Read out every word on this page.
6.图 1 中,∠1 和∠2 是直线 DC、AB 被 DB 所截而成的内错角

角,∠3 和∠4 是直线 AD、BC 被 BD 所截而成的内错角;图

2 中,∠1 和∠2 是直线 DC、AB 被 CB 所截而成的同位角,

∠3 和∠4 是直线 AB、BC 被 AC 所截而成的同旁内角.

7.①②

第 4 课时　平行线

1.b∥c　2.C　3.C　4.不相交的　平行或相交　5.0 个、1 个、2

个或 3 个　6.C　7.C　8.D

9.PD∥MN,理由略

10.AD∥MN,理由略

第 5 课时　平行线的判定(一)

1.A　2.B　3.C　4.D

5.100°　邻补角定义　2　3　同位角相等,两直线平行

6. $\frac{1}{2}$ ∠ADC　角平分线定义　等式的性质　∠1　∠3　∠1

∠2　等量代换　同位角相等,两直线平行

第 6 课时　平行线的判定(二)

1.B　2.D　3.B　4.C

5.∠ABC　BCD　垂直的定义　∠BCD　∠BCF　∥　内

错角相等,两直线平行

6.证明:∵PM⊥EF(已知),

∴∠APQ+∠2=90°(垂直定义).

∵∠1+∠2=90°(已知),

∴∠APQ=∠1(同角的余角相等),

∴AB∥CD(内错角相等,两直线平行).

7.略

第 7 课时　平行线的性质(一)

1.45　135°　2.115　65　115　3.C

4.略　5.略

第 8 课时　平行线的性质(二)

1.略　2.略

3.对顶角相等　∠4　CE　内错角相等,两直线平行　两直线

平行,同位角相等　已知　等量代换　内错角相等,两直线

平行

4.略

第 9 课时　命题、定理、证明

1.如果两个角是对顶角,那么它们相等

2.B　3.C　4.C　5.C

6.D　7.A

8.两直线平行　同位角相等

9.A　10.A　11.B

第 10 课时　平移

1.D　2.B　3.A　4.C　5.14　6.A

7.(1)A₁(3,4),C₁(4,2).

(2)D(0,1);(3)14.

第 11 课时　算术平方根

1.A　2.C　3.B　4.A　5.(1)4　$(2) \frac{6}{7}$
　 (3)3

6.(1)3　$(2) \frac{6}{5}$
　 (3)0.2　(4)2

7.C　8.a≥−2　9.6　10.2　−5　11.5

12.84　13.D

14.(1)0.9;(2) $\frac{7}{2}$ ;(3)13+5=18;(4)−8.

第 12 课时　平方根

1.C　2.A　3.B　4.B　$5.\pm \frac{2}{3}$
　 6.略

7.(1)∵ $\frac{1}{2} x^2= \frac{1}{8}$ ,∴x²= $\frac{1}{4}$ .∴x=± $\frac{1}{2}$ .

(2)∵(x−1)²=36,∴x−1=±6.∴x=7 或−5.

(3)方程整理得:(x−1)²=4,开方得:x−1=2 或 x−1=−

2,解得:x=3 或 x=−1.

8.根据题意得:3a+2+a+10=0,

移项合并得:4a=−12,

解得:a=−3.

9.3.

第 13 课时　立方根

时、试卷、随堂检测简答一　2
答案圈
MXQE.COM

...

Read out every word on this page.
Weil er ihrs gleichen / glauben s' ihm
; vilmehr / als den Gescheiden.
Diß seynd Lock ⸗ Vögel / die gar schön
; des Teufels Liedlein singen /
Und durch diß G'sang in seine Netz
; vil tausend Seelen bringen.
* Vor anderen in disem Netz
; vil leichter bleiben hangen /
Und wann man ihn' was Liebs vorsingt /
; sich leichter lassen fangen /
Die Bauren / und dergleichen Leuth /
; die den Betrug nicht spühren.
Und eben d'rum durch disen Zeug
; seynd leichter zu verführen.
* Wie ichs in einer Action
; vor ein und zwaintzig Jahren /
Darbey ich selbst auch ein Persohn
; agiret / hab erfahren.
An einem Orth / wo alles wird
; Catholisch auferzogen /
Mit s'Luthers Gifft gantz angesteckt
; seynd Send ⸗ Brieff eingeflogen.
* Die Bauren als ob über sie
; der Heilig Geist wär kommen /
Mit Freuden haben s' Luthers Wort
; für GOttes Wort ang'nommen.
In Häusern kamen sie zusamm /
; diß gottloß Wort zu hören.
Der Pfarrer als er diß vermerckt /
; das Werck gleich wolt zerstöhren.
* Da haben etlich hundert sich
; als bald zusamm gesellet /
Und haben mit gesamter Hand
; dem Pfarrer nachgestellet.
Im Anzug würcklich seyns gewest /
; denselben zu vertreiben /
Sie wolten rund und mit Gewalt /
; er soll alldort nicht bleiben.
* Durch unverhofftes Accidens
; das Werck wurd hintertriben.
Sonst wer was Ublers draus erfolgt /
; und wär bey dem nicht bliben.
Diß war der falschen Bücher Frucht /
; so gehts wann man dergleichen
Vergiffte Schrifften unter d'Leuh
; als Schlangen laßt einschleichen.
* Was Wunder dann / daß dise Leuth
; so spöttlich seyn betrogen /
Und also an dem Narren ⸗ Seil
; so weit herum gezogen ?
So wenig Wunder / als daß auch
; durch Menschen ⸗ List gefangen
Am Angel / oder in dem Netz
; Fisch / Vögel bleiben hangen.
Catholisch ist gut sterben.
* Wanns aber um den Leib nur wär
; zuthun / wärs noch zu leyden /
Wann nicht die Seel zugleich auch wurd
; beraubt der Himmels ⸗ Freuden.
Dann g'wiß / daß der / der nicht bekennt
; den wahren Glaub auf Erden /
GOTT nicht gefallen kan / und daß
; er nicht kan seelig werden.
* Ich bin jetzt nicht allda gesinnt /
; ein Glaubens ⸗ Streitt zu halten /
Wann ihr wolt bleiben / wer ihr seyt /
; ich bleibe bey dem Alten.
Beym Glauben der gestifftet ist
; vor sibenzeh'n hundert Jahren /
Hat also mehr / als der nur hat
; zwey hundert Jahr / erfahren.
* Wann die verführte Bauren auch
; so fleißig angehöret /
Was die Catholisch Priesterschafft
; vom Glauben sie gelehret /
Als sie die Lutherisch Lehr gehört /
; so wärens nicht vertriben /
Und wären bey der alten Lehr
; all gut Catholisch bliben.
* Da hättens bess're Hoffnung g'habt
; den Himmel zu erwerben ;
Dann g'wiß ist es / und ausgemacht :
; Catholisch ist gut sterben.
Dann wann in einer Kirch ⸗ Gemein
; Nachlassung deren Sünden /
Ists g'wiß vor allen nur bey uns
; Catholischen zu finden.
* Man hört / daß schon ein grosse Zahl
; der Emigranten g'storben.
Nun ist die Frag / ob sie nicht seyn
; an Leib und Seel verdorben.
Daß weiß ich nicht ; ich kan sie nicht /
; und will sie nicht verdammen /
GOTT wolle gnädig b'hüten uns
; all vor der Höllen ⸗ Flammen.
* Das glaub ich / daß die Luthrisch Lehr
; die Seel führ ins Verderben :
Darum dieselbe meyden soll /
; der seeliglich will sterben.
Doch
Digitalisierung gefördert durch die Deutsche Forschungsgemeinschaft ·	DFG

--

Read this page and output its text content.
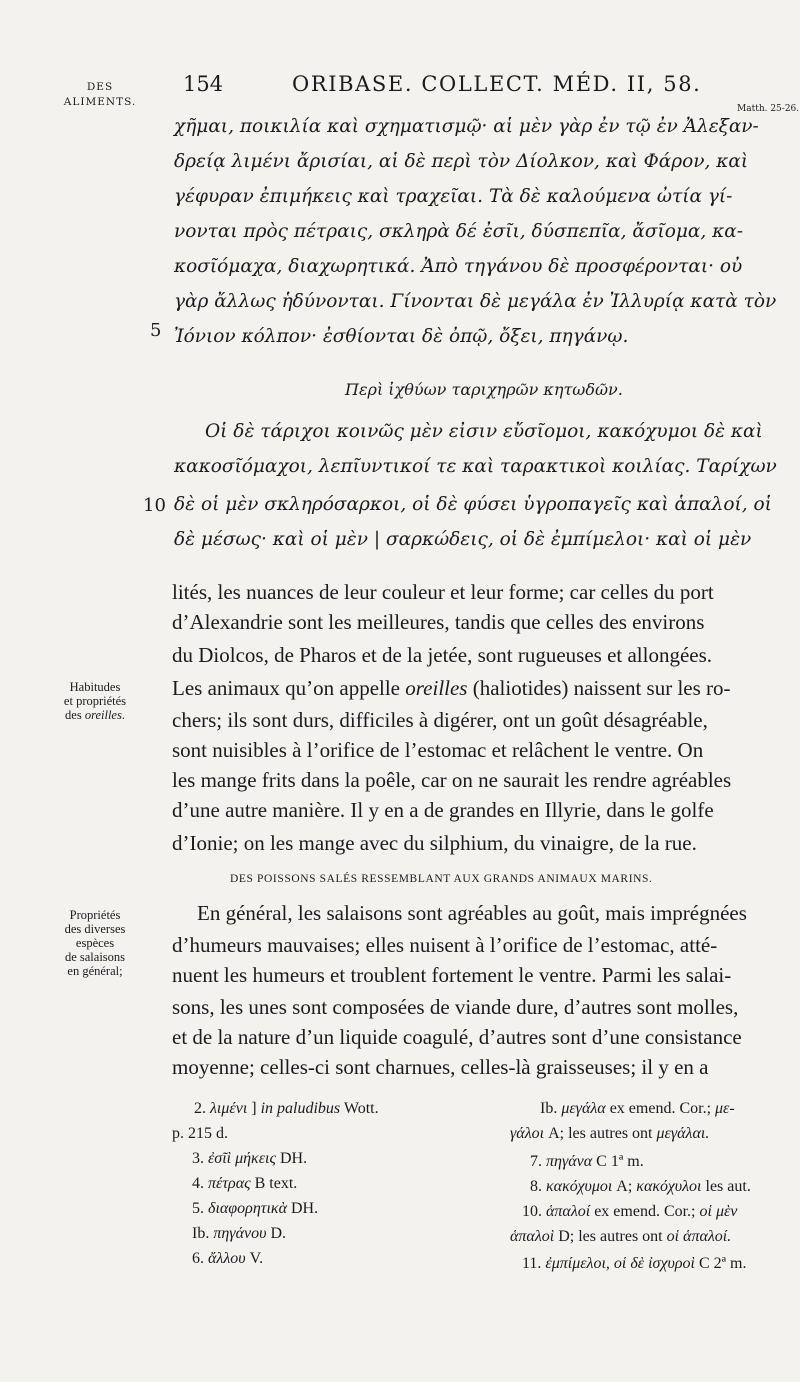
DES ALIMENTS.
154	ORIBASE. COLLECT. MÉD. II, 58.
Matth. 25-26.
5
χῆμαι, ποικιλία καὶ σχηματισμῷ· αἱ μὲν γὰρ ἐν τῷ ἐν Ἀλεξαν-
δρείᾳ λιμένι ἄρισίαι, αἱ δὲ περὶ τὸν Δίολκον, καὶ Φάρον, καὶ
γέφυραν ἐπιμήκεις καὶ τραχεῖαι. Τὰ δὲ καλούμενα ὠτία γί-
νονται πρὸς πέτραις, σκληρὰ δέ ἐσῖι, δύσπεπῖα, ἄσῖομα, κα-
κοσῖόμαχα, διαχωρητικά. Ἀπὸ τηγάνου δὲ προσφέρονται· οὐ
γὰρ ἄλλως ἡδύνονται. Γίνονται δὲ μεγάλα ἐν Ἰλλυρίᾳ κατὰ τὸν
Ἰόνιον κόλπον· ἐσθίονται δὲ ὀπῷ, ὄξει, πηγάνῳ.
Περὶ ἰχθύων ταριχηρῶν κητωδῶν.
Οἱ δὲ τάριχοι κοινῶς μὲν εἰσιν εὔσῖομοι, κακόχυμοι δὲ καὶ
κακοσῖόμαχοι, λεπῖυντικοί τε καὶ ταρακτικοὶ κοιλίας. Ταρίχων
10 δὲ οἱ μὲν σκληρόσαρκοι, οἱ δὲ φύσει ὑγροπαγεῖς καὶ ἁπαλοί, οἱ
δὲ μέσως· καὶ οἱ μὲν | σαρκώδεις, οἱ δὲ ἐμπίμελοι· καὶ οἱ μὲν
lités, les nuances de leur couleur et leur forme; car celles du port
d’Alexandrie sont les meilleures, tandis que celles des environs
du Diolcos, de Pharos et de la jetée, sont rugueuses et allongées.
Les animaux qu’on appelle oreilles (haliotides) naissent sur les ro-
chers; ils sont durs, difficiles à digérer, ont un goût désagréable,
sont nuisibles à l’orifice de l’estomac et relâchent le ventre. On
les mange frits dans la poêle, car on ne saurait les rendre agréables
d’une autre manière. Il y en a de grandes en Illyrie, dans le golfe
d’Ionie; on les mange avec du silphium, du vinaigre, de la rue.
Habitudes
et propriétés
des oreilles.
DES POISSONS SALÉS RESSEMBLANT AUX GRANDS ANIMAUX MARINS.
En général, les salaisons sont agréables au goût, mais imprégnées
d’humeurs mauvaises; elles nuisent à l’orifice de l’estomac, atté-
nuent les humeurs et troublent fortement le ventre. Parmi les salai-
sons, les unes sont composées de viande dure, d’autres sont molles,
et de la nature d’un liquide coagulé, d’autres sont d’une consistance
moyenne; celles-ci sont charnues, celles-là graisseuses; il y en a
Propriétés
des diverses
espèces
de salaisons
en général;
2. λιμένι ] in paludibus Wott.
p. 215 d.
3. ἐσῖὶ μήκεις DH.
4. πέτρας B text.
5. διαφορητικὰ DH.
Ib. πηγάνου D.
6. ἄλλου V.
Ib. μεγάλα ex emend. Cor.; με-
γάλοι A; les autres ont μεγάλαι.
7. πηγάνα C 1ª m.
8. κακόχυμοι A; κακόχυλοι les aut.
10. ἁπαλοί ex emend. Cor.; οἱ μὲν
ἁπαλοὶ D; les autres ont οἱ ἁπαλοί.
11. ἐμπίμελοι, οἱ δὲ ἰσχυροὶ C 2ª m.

Work to do >>
For each line above that contains the word "Wunder", copy that line.

Full output >>
* Was Wunder dann / daß dise Leuth
So wenig Wunder / als daß auch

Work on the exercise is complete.